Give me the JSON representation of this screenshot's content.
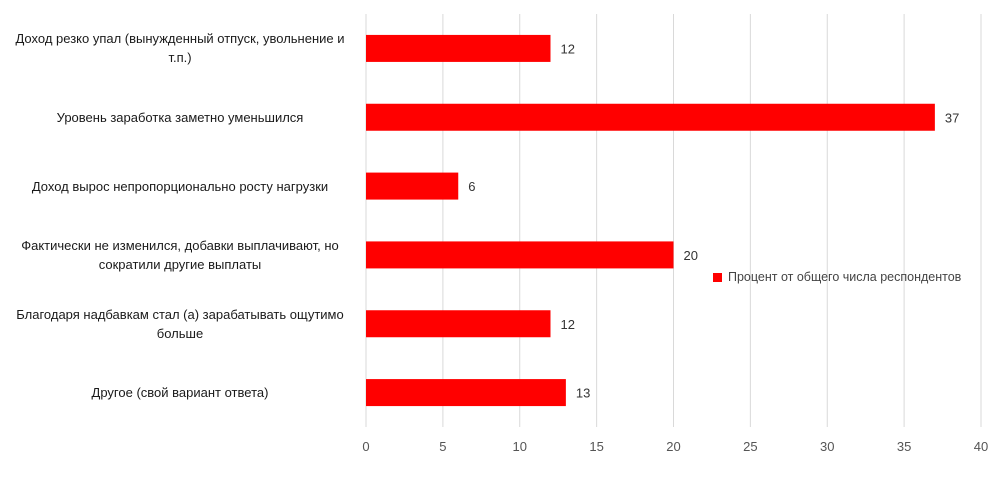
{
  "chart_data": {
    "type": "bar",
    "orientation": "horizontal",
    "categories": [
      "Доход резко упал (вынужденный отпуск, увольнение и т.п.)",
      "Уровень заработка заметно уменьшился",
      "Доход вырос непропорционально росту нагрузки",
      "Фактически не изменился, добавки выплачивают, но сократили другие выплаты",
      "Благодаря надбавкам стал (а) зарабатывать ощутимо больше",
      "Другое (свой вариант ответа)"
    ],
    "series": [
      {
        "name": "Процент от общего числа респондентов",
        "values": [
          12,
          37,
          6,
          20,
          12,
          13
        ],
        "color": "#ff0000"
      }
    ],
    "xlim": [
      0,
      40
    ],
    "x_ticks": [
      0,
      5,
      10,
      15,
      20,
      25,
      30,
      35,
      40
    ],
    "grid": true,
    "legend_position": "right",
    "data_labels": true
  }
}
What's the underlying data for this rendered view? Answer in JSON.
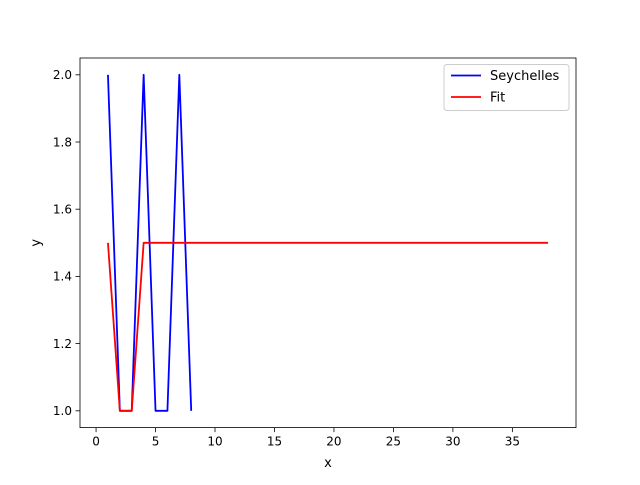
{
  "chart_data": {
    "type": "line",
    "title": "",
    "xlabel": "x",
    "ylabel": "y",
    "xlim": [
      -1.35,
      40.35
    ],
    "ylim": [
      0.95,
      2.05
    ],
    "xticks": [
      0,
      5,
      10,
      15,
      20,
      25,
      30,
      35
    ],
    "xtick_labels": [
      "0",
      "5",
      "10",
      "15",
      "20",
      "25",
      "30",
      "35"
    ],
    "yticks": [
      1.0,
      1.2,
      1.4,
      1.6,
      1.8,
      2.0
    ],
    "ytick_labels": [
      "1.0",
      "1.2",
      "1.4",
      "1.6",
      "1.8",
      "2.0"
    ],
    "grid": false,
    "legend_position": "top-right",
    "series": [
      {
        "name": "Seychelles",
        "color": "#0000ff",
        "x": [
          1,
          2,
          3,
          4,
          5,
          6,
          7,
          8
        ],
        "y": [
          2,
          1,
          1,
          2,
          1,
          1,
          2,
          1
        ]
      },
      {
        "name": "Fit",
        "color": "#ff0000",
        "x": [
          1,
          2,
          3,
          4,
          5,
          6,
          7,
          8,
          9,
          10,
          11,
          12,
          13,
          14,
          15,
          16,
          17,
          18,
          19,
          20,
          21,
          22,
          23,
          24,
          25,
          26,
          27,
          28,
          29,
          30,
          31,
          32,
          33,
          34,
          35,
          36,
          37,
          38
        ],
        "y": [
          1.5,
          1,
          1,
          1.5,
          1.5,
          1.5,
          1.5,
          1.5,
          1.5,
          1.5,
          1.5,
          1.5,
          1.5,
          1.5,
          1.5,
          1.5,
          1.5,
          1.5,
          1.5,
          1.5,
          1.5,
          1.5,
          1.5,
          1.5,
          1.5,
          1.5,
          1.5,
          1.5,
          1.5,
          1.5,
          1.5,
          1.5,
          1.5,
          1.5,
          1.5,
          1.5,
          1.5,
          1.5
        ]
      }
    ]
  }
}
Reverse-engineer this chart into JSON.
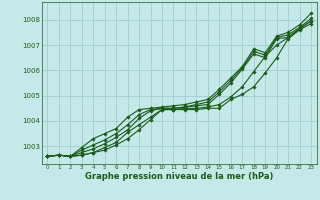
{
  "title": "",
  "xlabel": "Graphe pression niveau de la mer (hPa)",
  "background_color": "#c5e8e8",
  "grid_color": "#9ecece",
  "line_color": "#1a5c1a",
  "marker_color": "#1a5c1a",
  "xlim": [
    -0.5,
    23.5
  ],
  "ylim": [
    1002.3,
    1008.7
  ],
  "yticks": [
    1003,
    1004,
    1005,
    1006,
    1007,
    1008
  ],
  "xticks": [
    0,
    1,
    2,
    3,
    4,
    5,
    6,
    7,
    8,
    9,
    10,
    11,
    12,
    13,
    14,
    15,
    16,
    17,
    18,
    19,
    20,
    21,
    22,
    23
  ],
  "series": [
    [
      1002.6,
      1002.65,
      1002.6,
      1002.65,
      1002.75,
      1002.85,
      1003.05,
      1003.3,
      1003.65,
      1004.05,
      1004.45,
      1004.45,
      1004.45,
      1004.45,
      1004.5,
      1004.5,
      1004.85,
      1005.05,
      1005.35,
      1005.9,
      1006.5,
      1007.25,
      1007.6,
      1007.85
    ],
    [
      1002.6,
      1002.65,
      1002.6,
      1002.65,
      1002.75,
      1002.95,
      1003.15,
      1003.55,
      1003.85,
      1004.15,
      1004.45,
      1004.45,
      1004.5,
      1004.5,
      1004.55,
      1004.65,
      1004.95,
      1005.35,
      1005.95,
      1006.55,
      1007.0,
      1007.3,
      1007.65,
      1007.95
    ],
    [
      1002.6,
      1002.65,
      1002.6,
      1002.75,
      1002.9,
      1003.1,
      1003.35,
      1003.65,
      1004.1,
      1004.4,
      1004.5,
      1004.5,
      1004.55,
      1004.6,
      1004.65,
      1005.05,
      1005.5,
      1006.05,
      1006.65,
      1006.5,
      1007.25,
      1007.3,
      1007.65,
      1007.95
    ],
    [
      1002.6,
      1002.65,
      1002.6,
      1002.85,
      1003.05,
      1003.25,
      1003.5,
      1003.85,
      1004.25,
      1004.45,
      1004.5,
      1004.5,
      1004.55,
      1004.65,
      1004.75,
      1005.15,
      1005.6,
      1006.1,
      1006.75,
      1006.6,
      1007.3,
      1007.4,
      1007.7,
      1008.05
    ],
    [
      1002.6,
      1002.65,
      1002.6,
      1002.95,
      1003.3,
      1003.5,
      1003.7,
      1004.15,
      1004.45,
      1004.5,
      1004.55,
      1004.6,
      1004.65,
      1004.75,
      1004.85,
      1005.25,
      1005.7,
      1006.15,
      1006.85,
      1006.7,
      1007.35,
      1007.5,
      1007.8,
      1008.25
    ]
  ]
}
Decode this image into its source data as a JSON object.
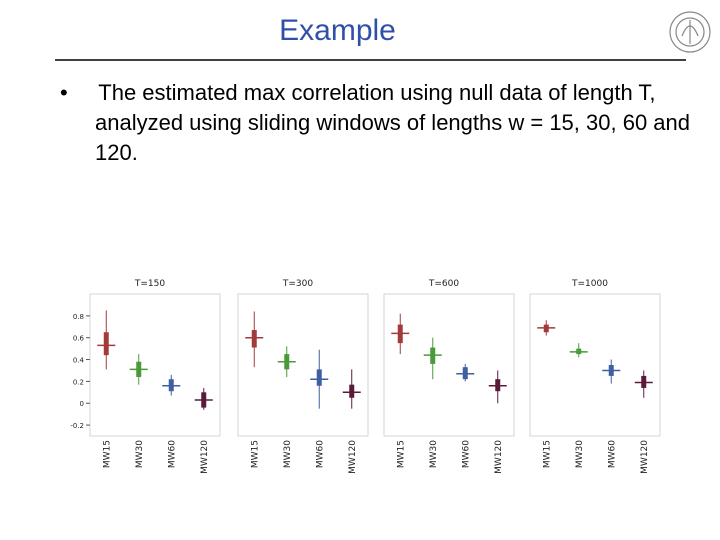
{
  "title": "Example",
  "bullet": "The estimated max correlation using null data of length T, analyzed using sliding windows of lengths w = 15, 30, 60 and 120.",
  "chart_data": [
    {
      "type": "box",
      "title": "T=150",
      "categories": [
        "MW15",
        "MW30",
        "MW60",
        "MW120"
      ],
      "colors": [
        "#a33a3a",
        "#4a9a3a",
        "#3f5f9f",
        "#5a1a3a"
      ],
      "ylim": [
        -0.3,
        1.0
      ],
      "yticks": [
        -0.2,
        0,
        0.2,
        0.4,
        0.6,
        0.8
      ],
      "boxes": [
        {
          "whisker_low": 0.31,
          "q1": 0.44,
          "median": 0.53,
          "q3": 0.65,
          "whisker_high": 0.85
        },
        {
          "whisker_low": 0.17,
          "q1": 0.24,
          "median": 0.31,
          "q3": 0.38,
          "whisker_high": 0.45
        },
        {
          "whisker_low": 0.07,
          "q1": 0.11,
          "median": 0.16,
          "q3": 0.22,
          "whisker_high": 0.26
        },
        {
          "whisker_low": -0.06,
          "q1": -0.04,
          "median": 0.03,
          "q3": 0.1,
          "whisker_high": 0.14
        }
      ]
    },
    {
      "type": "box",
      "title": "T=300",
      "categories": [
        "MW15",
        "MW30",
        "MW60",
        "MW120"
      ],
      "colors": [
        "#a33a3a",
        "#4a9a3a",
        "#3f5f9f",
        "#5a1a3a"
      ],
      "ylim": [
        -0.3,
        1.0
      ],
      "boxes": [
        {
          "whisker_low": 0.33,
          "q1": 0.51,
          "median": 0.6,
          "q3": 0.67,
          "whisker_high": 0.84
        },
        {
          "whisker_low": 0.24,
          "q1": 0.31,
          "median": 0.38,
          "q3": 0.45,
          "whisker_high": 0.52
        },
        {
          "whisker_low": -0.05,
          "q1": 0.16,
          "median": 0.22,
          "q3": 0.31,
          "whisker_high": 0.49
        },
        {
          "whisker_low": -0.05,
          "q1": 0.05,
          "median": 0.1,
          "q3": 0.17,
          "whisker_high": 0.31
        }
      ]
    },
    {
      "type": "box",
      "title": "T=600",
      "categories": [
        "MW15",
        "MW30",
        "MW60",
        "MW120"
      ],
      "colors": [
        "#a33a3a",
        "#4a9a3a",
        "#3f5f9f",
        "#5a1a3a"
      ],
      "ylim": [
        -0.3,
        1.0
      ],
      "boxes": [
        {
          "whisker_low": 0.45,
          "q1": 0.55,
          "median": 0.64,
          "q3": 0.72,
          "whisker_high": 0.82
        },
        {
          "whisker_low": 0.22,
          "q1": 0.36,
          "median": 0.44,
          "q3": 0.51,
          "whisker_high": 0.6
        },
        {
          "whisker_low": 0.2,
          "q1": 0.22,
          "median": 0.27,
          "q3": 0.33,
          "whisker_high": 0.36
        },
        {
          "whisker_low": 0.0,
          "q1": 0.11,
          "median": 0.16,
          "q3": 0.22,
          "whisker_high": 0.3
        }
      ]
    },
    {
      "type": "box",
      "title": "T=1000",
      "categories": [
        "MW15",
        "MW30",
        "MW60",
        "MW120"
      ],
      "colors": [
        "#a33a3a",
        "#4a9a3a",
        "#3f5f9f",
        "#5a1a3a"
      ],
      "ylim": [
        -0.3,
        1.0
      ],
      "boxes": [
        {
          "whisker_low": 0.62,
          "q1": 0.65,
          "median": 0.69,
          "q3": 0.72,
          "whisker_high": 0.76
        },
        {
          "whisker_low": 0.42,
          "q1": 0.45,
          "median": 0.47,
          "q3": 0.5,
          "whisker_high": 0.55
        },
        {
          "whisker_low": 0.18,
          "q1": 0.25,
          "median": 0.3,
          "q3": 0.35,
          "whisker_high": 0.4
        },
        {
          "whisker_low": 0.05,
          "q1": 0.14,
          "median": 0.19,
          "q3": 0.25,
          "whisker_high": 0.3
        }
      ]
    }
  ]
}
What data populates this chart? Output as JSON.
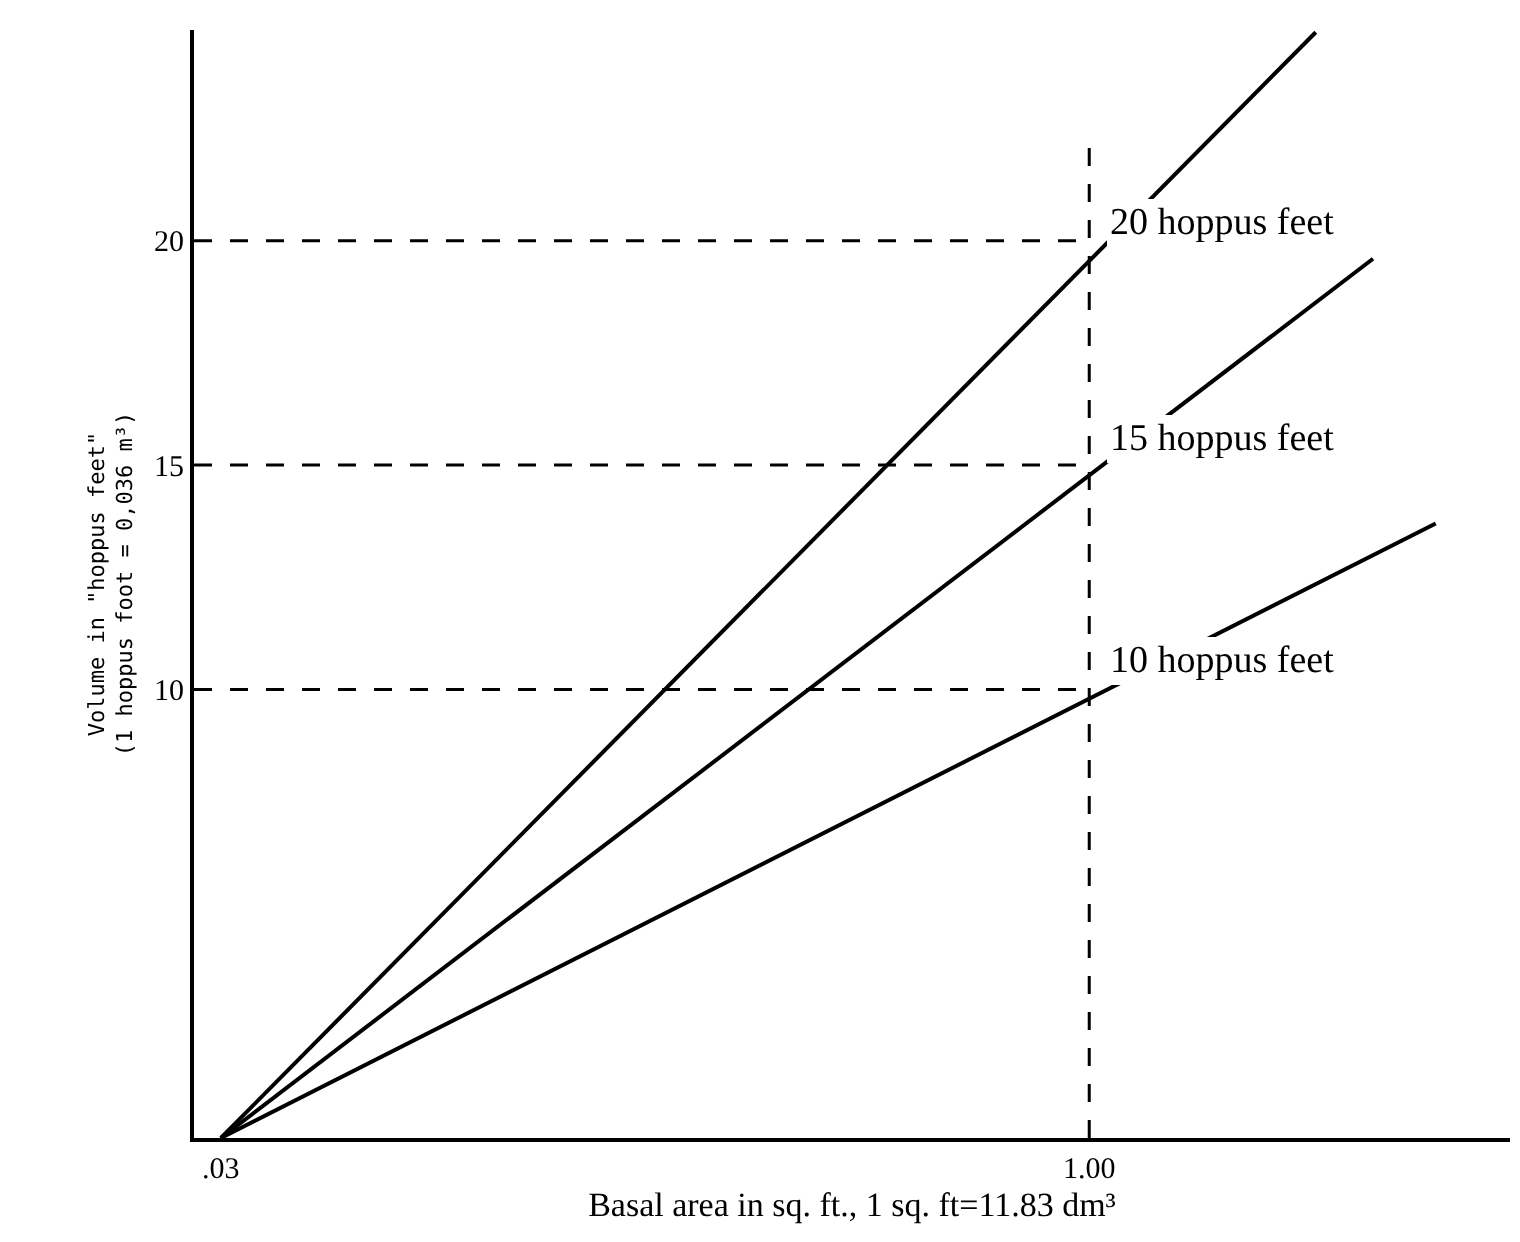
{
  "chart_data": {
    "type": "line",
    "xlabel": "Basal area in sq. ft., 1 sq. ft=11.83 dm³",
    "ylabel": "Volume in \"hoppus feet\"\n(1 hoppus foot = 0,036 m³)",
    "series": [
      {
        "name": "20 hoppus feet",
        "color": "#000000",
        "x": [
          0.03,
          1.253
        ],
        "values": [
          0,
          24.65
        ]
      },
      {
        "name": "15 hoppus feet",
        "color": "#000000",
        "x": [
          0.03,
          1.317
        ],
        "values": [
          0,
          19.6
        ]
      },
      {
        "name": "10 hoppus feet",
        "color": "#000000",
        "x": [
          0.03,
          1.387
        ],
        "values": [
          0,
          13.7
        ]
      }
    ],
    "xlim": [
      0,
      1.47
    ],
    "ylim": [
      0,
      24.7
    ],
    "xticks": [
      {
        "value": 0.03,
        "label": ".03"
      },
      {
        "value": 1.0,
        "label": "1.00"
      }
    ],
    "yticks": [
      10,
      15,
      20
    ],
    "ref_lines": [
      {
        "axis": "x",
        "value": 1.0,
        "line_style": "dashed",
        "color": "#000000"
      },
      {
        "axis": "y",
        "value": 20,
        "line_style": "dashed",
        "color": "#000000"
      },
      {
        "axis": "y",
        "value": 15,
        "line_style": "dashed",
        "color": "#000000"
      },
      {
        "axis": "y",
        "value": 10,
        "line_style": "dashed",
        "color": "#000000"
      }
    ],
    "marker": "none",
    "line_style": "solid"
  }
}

___

What the task requires: Check each line of the entries for the string "xlabel". Copy the lines that have it.

Response for this exercise:
    "xlabel": "x",
  "xlabel": "Graphe pression niveau de la mer (hPa)",
    "xlabel": "Basal area in sq. ft., 1 sq. ft=11.83 dm³",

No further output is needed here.